### Input rows ###

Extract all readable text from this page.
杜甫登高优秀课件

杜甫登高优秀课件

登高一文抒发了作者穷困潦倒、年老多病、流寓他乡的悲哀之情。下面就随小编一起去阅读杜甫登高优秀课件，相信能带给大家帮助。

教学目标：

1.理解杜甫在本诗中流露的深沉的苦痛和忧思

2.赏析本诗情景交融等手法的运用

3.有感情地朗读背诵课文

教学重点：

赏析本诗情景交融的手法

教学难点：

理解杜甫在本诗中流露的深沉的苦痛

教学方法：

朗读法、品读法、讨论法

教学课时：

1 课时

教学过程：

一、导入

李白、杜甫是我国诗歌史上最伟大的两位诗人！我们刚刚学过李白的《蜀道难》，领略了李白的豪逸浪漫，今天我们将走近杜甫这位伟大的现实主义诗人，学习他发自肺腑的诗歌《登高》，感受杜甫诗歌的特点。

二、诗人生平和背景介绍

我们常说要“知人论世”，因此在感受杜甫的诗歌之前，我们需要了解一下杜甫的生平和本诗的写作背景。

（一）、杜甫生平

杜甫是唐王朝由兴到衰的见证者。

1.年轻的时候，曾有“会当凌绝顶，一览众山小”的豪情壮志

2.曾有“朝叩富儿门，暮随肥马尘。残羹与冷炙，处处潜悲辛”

###

Reproduce the material above, every line of it, exactly.

Extract all readable text from this page.
杜甫登高优秀课件

杜甫登高优秀课件

登高一文抒发了作者穷困潦倒、年老多病、流寓他乡的悲哀之情。下面就随小编一起去阅读杜甫登高优秀课件，相信能带给大家帮助。

教学目标：

1.理解杜甫在本诗中流露的深沉的苦痛和忧思

2.赏析本诗情景交融等手法的运用

3.有感情地朗读背诵课文

教学重点：

赏析本诗情景交融的手法

教学难点：

理解杜甫在本诗中流露的深沉的苦痛

教学方法：

朗读法、品读法、讨论法

教学课时：

1 课时

教学过程：

一、导入

李白、杜甫是我国诗歌史上最伟大的两位诗人！我们刚刚学过李白的《蜀道难》，领略了李白的豪逸浪漫，今天我们将走近杜甫这位伟大的现实主义诗人，学习他发自肺腑的诗歌《登高》，感受杜甫诗歌的特点。

二、诗人生平和背景介绍

我们常说要“知人论世”，因此在感受杜甫的诗歌之前，我们需要了解一下杜甫的生平和本诗的写作背景。

（一）、杜甫生平

杜甫是唐王朝由兴到衰的见证者。

1.年轻的时候，曾有“会当凌绝顶，一览众山小”的豪情壮志

2.曾有“朝叩富儿门，暮随肥马尘。残羹与冷炙，处处潜悲辛”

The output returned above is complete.